## Task objective
Locate the lines of the listing below that hold "printed", then copy each of them.

Extracted data entries:
::::::::::
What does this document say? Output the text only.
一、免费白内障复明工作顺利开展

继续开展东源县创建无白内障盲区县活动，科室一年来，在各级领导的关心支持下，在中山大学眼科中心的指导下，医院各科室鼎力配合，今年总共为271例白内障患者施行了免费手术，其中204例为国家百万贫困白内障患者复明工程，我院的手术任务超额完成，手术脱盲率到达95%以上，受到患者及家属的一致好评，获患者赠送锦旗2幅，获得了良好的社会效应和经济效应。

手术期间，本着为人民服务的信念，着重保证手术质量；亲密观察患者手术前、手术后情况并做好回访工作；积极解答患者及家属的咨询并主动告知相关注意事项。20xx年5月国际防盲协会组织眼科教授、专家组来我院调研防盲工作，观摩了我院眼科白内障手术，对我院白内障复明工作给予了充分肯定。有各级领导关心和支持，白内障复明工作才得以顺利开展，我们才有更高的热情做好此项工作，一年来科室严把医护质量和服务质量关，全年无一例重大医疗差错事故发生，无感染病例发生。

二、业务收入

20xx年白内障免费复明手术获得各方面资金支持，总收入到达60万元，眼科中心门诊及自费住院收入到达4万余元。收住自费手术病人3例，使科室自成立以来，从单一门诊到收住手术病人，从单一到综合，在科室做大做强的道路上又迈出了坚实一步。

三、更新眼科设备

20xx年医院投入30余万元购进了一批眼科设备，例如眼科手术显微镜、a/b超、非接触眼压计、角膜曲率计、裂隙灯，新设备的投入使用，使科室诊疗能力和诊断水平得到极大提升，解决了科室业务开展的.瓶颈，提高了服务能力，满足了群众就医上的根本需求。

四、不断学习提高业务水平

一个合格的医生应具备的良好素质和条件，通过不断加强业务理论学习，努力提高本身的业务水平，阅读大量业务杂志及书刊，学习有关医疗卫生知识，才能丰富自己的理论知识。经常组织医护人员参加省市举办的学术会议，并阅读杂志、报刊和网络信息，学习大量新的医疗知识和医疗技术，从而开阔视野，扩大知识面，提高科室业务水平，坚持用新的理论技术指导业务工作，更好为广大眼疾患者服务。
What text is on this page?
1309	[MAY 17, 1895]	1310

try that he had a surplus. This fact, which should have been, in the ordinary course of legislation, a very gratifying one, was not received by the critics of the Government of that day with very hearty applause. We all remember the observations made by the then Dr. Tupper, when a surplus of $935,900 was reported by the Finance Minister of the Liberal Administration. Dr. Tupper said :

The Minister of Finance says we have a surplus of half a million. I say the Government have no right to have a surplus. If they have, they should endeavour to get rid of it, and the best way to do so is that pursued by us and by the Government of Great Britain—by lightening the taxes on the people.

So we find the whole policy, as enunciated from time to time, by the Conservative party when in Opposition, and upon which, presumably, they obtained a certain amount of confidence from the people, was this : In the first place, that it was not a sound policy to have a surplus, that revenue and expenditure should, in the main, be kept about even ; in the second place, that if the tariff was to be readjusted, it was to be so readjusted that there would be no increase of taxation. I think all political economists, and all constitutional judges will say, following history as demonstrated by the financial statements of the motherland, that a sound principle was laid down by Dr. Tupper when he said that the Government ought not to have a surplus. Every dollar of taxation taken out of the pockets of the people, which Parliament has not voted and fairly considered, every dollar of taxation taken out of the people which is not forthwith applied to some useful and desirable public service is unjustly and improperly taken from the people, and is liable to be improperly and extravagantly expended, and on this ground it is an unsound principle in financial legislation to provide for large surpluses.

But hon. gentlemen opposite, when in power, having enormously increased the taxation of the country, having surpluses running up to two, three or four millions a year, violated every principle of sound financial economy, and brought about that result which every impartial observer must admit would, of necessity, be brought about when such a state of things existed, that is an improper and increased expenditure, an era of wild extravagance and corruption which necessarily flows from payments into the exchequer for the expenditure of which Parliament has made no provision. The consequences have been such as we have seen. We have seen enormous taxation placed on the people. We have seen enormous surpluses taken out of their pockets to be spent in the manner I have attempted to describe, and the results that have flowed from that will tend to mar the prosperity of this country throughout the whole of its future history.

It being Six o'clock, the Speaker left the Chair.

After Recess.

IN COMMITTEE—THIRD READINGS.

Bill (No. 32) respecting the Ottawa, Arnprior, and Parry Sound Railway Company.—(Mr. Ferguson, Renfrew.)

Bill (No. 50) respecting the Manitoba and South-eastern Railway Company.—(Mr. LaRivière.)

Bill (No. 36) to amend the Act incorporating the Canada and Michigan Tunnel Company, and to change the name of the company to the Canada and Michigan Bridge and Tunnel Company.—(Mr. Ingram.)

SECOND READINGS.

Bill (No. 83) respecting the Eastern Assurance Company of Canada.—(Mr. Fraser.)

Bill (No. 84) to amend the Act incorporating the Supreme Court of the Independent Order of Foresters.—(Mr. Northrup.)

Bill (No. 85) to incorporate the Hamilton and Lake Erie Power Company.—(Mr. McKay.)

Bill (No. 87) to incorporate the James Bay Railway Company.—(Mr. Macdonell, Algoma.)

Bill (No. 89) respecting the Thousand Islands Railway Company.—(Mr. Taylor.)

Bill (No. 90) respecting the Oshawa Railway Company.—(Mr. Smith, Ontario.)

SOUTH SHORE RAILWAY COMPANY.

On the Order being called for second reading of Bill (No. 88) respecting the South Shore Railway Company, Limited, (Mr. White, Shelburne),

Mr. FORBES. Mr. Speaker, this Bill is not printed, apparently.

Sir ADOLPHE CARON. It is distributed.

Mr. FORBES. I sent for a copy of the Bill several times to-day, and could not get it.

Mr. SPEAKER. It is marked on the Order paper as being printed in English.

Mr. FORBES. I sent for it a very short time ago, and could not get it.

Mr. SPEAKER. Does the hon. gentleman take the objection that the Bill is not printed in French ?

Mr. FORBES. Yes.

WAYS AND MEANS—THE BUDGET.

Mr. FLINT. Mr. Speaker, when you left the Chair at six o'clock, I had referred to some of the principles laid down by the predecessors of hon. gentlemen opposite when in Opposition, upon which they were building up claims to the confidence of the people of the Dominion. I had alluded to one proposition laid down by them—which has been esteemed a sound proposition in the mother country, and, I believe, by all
::::::::::
## The output
Mr. FORBES. Mr. Speaker, this Bill is not printed, apparently.
Mr. SPEAKER. It is marked on the Order paper as being printed in English.
Mr. SPEAKER. Does the hon. gentleman take the objection that the Bill is not printed in French ?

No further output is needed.